* [Exercise description] From the listing below, pull out all lines with "Busqueda" in them.
### Data for this exercise
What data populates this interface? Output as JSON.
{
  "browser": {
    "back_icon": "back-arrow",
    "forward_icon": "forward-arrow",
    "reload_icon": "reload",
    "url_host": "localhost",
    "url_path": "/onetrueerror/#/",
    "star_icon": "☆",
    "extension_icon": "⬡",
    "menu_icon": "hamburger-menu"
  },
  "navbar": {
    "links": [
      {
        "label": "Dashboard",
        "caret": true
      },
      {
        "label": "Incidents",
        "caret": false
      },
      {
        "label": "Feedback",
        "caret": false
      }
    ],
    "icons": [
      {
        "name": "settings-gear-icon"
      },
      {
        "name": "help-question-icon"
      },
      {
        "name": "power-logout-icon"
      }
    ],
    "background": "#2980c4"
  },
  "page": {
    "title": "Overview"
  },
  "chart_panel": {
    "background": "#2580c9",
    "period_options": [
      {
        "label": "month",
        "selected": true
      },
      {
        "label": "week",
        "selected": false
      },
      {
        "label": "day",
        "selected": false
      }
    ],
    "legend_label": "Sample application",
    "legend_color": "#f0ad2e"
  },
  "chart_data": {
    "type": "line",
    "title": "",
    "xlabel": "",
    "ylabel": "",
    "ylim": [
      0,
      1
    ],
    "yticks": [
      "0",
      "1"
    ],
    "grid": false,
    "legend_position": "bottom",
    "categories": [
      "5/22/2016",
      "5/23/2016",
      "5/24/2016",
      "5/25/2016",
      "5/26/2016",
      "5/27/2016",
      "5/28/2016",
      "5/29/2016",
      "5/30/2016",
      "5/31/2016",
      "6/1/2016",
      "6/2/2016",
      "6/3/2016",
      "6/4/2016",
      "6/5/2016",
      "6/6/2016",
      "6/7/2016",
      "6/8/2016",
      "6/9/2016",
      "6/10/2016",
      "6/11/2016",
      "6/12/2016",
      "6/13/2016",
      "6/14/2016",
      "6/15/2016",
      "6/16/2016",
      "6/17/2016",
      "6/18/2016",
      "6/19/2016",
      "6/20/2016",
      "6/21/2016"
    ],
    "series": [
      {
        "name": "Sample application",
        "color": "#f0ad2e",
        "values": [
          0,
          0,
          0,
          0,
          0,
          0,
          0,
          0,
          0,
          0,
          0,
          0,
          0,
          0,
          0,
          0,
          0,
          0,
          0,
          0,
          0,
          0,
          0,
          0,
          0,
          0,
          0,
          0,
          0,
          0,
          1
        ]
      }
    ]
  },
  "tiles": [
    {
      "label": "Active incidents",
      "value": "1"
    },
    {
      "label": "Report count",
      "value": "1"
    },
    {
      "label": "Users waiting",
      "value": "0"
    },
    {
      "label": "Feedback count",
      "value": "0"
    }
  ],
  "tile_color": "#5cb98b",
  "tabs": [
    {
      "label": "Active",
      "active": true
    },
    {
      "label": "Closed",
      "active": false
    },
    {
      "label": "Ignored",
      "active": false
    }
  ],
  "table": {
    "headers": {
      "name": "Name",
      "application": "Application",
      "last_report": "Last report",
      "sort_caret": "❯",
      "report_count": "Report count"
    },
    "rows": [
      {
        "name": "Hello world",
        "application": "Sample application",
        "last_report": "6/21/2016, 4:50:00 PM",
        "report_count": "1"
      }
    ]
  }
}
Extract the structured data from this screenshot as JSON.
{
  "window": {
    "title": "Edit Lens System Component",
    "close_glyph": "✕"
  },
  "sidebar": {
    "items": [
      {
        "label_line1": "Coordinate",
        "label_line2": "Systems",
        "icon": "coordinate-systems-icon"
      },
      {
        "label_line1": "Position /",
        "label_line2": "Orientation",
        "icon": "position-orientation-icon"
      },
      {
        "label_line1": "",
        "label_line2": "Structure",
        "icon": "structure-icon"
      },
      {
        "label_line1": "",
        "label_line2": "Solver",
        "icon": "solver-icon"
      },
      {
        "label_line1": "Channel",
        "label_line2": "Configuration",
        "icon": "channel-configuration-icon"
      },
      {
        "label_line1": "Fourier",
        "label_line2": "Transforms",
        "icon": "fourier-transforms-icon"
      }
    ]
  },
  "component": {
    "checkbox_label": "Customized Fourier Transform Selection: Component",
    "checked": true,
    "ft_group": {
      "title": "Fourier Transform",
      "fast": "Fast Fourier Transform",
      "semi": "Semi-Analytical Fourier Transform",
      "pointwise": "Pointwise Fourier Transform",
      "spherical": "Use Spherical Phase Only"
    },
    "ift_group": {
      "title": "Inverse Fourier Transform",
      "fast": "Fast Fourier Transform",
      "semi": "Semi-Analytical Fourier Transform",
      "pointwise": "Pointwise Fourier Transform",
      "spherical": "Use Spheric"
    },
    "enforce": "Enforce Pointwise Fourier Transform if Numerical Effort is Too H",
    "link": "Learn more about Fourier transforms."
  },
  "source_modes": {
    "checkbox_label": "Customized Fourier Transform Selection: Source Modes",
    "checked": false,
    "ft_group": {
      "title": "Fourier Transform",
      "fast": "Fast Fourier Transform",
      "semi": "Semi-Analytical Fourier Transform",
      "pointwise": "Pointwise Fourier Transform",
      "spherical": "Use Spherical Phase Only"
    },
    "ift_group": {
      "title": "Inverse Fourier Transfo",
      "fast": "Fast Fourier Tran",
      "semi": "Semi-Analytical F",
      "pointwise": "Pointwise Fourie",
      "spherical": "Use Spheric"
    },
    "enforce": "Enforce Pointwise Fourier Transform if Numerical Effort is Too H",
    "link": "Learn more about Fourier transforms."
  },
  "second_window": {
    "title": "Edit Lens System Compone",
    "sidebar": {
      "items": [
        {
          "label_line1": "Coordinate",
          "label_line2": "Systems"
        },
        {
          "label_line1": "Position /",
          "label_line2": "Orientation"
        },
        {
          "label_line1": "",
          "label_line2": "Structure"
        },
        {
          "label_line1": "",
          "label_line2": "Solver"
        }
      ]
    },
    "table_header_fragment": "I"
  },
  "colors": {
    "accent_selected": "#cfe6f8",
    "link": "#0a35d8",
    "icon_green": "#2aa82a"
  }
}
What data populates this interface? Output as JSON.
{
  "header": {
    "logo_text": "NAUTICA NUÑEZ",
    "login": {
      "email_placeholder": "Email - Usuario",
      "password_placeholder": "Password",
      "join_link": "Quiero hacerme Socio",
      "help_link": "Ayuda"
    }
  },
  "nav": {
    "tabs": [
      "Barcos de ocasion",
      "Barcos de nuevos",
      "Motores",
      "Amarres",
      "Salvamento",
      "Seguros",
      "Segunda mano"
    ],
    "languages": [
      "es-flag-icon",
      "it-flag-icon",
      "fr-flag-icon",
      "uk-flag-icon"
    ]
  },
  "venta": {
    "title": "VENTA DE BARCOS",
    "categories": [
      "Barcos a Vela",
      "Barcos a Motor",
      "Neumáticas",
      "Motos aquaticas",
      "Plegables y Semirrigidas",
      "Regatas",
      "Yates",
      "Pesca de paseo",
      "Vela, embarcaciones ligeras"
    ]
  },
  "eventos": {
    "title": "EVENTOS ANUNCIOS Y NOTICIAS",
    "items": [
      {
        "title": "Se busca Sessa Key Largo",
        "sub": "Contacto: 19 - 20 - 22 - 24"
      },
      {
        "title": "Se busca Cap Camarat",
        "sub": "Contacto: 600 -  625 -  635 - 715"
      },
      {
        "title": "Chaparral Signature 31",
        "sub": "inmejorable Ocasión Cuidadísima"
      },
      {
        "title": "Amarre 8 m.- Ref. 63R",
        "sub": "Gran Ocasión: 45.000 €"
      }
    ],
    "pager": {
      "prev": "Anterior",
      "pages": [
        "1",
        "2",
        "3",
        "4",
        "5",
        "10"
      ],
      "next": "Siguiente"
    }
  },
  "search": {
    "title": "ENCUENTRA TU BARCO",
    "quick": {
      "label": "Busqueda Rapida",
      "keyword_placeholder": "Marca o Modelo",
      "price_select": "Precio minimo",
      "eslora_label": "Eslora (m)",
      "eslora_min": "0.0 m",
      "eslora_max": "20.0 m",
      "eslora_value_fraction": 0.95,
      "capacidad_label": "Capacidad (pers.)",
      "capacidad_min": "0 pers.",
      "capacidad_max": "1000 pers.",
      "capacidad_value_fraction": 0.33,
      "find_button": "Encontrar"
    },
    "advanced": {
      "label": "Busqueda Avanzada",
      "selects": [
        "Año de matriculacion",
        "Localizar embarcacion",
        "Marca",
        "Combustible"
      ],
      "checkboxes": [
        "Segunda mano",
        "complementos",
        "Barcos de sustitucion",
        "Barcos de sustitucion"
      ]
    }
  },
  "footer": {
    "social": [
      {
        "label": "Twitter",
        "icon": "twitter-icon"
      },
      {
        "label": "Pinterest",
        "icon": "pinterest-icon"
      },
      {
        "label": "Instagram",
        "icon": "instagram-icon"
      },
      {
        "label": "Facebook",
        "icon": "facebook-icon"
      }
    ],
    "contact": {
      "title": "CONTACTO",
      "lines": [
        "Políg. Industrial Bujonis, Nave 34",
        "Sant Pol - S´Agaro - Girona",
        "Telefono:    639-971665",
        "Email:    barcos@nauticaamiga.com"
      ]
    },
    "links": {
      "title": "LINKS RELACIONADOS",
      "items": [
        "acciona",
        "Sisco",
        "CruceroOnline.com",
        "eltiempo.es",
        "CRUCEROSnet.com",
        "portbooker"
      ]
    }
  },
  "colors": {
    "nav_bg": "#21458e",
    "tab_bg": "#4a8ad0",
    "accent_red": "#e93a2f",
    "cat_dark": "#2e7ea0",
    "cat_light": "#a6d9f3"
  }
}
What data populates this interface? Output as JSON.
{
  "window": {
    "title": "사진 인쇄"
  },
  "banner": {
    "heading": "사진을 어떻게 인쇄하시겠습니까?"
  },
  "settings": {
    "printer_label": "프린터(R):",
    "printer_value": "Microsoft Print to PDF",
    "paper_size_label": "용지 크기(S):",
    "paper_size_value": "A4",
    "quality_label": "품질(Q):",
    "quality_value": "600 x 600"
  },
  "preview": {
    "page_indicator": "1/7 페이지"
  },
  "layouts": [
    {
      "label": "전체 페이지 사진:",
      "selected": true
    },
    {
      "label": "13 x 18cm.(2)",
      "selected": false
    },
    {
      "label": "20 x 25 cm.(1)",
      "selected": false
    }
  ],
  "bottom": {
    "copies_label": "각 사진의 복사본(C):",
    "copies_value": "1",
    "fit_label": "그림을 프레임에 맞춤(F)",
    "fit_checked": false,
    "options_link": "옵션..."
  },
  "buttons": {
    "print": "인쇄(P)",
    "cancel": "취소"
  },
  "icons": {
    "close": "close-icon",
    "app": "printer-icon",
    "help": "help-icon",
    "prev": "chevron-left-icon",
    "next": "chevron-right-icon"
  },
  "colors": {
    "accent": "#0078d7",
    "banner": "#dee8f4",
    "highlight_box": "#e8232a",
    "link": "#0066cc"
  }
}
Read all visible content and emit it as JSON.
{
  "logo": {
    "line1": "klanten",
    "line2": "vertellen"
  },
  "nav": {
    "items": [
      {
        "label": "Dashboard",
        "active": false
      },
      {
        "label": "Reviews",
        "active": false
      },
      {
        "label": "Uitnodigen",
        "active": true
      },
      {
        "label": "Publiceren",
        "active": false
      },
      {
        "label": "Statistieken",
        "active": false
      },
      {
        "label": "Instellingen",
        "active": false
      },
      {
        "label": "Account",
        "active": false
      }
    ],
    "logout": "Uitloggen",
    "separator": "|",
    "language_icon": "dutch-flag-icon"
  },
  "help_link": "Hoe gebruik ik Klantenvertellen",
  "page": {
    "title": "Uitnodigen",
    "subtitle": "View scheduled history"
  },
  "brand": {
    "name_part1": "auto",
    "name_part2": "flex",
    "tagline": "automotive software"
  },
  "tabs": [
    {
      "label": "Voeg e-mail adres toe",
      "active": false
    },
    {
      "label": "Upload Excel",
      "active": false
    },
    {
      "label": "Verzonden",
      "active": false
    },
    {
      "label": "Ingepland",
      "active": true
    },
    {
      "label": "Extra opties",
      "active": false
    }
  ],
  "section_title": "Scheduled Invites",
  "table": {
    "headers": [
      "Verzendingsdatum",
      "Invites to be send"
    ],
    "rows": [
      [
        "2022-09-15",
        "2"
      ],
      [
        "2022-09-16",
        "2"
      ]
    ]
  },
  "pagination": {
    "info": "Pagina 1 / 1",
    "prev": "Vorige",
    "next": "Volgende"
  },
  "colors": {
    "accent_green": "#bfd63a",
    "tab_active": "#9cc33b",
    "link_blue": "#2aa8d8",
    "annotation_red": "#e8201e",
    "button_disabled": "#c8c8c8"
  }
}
######
* [Result of this exercise]
      "label": "Busqueda Rapida",
      "label": "Busqueda Avanzada",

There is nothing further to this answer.